Records from a data source

------------------------------

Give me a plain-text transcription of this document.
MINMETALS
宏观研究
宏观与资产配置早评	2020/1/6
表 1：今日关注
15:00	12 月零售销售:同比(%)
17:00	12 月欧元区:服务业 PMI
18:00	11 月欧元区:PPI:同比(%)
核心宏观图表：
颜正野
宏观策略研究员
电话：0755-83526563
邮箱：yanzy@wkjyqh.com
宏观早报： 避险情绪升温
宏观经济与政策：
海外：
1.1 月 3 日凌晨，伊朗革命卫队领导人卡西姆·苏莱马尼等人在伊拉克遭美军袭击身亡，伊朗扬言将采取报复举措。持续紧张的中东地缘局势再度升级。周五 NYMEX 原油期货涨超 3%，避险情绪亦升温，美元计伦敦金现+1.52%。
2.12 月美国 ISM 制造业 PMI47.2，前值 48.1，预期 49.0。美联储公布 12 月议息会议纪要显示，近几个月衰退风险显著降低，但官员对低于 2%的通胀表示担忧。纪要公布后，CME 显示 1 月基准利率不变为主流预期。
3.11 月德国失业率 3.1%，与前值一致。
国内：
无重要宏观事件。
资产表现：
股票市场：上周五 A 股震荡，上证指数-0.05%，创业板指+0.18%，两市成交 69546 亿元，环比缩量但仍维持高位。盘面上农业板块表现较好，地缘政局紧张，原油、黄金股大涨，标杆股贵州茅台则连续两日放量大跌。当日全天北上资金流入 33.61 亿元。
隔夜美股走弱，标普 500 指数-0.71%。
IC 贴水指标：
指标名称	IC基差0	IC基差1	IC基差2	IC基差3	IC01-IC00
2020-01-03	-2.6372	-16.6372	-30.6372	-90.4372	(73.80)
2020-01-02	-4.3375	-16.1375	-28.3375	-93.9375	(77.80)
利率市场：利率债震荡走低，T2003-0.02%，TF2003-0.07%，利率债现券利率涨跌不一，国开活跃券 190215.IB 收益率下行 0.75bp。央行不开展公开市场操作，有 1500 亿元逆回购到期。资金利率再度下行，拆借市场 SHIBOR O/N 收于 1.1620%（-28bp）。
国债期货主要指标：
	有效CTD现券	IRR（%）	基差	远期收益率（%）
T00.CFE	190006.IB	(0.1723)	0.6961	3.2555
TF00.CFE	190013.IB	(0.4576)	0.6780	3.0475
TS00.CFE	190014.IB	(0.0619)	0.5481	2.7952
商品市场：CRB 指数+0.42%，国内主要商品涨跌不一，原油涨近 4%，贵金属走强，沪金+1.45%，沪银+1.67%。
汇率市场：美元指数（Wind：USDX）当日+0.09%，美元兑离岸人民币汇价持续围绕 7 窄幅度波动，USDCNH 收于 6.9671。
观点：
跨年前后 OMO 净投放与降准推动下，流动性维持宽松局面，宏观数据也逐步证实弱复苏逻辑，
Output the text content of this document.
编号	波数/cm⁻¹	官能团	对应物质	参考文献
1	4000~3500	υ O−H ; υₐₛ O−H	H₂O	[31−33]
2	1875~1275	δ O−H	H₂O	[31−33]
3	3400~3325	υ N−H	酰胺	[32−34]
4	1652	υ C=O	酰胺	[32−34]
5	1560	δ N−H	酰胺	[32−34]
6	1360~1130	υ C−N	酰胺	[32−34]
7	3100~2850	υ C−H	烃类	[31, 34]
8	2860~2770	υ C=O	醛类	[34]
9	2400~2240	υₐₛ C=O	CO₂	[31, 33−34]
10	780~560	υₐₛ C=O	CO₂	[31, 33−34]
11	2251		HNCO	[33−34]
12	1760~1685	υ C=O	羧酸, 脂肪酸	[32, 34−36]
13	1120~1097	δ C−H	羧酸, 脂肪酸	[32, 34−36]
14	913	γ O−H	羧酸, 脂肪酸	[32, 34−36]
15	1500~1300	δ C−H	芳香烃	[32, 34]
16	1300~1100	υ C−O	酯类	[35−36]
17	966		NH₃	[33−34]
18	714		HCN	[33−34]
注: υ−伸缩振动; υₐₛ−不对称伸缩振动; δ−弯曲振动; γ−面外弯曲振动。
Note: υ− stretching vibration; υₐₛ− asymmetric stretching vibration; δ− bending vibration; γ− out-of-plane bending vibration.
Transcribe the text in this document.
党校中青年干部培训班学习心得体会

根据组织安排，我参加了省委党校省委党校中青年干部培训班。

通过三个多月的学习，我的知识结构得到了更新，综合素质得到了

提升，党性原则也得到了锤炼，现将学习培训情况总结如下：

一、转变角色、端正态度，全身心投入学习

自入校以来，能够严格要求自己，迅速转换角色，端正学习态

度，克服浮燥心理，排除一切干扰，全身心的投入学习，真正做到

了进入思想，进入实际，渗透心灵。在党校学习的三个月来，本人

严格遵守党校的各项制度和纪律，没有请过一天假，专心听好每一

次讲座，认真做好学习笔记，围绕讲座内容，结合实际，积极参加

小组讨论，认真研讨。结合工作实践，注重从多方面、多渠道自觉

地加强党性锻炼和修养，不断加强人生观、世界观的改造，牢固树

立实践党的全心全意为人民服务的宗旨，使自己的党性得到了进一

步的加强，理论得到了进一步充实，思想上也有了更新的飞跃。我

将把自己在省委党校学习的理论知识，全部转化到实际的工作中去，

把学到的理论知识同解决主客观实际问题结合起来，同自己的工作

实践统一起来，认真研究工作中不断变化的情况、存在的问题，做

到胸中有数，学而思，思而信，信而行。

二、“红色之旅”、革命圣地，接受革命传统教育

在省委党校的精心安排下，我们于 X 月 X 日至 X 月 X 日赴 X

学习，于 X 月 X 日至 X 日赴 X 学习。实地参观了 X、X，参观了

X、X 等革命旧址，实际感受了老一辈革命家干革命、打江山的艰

------------------------------

◆ Problem requirements ◆
Send back each record exactly as it stands.

◆ Solution to the problem ◆
Give me a plain-text transcription of this document.
MINMETALS
宏观研究
宏观与资产配置早评	2020/1/6
表 1：今日关注
15:00	12 月零售销售:同比(%)
17:00	12 月欧元区:服务业 PMI
18:00	11 月欧元区:PPI:同比(%)
核心宏观图表：
颜正野
宏观策略研究员
电话：0755-83526563
邮箱：yanzy@wkjyqh.com
宏观早报： 避险情绪升温
宏观经济与政策：
海外：
1.1 月 3 日凌晨，伊朗革命卫队领导人卡西姆·苏莱马尼等人在伊拉克遭美军袭击身亡，伊朗扬言将采取报复举措。持续紧张的中东地缘局势再度升级。周五 NYMEX 原油期货涨超 3%，避险情绪亦升温，美元计伦敦金现+1.52%。
2.12 月美国 ISM 制造业 PMI47.2，前值 48.1，预期 49.0。美联储公布 12 月议息会议纪要显示，近几个月衰退风险显著降低，但官员对低于 2%的通胀表示担忧。纪要公布后，CME 显示 1 月基准利率不变为主流预期。
3.11 月德国失业率 3.1%，与前值一致。
国内：
无重要宏观事件。
资产表现：
股票市场：上周五 A 股震荡，上证指数-0.05%，创业板指+0.18%，两市成交 69546 亿元，环比缩量但仍维持高位。盘面上农业板块表现较好，地缘政局紧张，原油、黄金股大涨，标杆股贵州茅台则连续两日放量大跌。当日全天北上资金流入 33.61 亿元。
隔夜美股走弱，标普 500 指数-0.71%。
IC 贴水指标：
指标名称	IC基差0	IC基差1	IC基差2	IC基差3	IC01-IC00
2020-01-03	-2.6372	-16.6372	-30.6372	-90.4372	(73.80)
2020-01-02	-4.3375	-16.1375	-28.3375	-93.9375	(77.80)
利率市场：利率债震荡走低，T2003-0.02%，TF2003-0.07%，利率债现券利率涨跌不一，国开活跃券 190215.IB 收益率下行 0.75bp。央行不开展公开市场操作，有 1500 亿元逆回购到期。资金利率再度下行，拆借市场 SHIBOR O/N 收于 1.1620%（-28bp）。
国债期货主要指标：
	有效CTD现券	IRR（%）	基差	远期收益率（%）
T00.CFE	190006.IB	(0.1723)	0.6961	3.2555
TF00.CFE	190013.IB	(0.4576)	0.6780	3.0475
TS00.CFE	190014.IB	(0.0619)	0.5481	2.7952
商品市场：CRB 指数+0.42%，国内主要商品涨跌不一，原油涨近 4%，贵金属走强，沪金+1.45%，沪银+1.67%。
汇率市场：美元指数（Wind：USDX）当日+0.09%，美元兑离岸人民币汇价持续围绕 7 窄幅度波动，USDCNH 收于 6.9671。
观点：
跨年前后 OMO 净投放与降准推动下，流动性维持宽松局面，宏观数据也逐步证实弱复苏逻辑，
Output the text content of this document.
编号	波数/cm⁻¹	官能团	对应物质	参考文献
1	4000~3500	υ O−H ; υₐₛ O−H	H₂O	[31−33]
2	1875~1275	δ O−H	H₂O	[31−33]
3	3400~3325	υ N−H	酰胺	[32−34]
4	1652	υ C=O	酰胺	[32−34]
5	1560	δ N−H	酰胺	[32−34]
6	1360~1130	υ C−N	酰胺	[32−34]
7	3100~2850	υ C−H	烃类	[31, 34]
8	2860~2770	υ C=O	醛类	[34]
9	2400~2240	υₐₛ C=O	CO₂	[31, 33−34]
10	780~560	υₐₛ C=O	CO₂	[31, 33−34]
11	2251		HNCO	[33−34]
12	1760~1685	υ C=O	羧酸, 脂肪酸	[32, 34−36]
13	1120~1097	δ C−H	羧酸, 脂肪酸	[32, 34−36]
14	913	γ O−H	羧酸, 脂肪酸	[32, 34−36]
15	1500~1300	δ C−H	芳香烃	[32, 34]
16	1300~1100	υ C−O	酯类	[35−36]
17	966		NH₃	[33−34]
18	714		HCN	[33−34]
注: υ−伸缩振动; υₐₛ−不对称伸缩振动; δ−弯曲振动; γ−面外弯曲振动。
Note: υ− stretching vibration; υₐₛ− asymmetric stretching vibration; δ− bending vibration; γ− out-of-plane bending vibration.
Transcribe the text in this document.
党校中青年干部培训班学习心得体会

根据组织安排，我参加了省委党校省委党校中青年干部培训班。

通过三个多月的学习，我的知识结构得到了更新，综合素质得到了

提升，党性原则也得到了锤炼，现将学习培训情况总结如下：

一、转变角色、端正态度，全身心投入学习

自入校以来，能够严格要求自己，迅速转换角色，端正学习态

度，克服浮燥心理，排除一切干扰，全身心的投入学习，真正做到

了进入思想，进入实际，渗透心灵。在党校学习的三个月来，本人

严格遵守党校的各项制度和纪律，没有请过一天假，专心听好每一

次讲座，认真做好学习笔记，围绕讲座内容，结合实际，积极参加

小组讨论，认真研讨。结合工作实践，注重从多方面、多渠道自觉

地加强党性锻炼和修养，不断加强人生观、世界观的改造，牢固树

立实践党的全心全意为人民服务的宗旨，使自己的党性得到了进一

步的加强，理论得到了进一步充实，思想上也有了更新的飞跃。我

将把自己在省委党校学习的理论知识，全部转化到实际的工作中去，

把学到的理论知识同解决主客观实际问题结合起来，同自己的工作

实践统一起来，认真研究工作中不断变化的情况、存在的问题，做

到胸中有数，学而思，思而信，信而行。

二、“红色之旅”、革命圣地，接受革命传统教育

在省委党校的精心安排下，我们于 X 月 X 日至 X 月 X 日赴 X

学习，于 X 月 X 日至 X 日赴 X 学习。实地参观了 X、X，参观了

X、X 等革命旧址，实际感受了老一辈革命家干革命、打江山的艰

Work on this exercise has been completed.